[START]
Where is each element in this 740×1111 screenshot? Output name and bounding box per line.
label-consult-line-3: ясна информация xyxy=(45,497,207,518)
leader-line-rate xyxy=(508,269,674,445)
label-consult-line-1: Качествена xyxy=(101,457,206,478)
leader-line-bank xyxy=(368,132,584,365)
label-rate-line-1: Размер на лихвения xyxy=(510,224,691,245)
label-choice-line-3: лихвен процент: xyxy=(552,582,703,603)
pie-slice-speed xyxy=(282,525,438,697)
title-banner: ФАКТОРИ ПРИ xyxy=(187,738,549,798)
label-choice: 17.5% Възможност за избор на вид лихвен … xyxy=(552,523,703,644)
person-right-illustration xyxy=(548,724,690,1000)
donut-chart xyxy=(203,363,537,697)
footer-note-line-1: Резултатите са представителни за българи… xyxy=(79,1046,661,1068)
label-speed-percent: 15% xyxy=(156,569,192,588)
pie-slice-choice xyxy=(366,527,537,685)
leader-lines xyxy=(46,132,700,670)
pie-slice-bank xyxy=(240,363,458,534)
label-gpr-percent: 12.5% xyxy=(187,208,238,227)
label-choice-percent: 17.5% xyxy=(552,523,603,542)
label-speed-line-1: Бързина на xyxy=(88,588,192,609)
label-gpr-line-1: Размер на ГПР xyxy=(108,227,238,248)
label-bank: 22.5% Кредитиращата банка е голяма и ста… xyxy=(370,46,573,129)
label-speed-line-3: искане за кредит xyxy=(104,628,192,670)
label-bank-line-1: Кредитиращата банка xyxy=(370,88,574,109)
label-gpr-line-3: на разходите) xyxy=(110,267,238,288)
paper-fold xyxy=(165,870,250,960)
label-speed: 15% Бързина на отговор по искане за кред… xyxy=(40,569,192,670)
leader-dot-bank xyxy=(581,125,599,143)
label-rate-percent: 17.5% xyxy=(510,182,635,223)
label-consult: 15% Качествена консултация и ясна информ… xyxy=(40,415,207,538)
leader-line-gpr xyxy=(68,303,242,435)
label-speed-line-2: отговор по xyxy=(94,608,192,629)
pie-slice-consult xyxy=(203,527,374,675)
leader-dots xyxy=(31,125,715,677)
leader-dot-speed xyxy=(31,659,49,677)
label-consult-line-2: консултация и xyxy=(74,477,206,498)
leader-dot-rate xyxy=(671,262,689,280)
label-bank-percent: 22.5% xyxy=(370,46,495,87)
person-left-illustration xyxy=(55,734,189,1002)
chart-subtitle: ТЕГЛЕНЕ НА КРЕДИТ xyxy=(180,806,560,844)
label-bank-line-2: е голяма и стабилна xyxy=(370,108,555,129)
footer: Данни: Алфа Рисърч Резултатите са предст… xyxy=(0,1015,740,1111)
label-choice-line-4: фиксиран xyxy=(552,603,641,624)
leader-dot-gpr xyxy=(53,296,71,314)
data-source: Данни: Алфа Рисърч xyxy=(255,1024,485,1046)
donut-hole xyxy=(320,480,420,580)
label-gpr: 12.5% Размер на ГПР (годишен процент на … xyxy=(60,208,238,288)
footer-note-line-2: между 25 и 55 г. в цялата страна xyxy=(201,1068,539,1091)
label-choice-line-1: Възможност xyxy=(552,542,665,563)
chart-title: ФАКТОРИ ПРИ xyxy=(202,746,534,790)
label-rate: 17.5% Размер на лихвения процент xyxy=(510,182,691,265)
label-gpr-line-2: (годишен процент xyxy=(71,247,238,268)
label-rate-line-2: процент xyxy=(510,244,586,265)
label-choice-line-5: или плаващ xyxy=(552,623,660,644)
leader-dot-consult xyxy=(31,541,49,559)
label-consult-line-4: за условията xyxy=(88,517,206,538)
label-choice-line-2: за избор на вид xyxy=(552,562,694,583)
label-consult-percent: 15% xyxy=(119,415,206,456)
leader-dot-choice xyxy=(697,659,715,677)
[END]
• _What the task asks_:
Please state how many of the lines above contain the string "Данни", giving only the number.

• _Complete answer_:
2